(SHORT PROBLEM): All the records that follow need to be reproduced exactly. Omit the images.

(Data extracted from a collection):
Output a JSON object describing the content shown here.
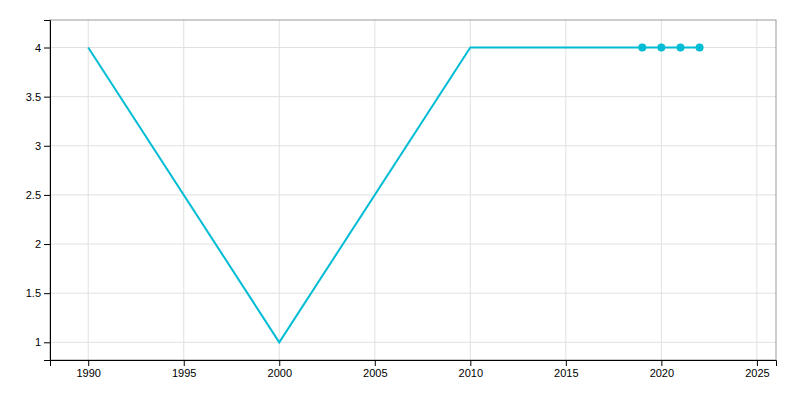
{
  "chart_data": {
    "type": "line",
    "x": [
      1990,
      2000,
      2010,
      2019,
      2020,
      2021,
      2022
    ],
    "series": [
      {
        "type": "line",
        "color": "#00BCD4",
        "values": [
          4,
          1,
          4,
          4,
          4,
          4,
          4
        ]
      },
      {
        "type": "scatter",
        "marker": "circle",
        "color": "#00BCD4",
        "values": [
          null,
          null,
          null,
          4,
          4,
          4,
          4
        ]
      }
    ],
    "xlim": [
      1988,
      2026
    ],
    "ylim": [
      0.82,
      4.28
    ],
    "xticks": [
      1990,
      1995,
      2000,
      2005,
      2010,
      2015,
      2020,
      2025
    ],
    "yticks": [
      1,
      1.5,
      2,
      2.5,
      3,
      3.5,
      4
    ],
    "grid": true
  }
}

(THE RESPONSE):
Output a JSON object describing the content shown here.
{
  "chart_data": {
    "type": "line",
    "x": [
      1990,
      2000,
      2010,
      2019,
      2020,
      2021,
      2022
    ],
    "series": [
      {
        "type": "line",
        "color": "#00BCD4",
        "values": [
          4,
          1,
          4,
          4,
          4,
          4,
          4
        ]
      },
      {
        "type": "scatter",
        "marker": "circle",
        "color": "#00BCD4",
        "values": [
          null,
          null,
          null,
          4,
          4,
          4,
          4
        ]
      }
    ],
    "xlim": [
      1988,
      2026
    ],
    "ylim": [
      0.82,
      4.28
    ],
    "xticks": [
      1990,
      1995,
      2000,
      2005,
      2010,
      2015,
      2020,
      2025
    ],
    "yticks": [
      1,
      1.5,
      2,
      2.5,
      3,
      3.5,
      4
    ],
    "grid": true
  }
}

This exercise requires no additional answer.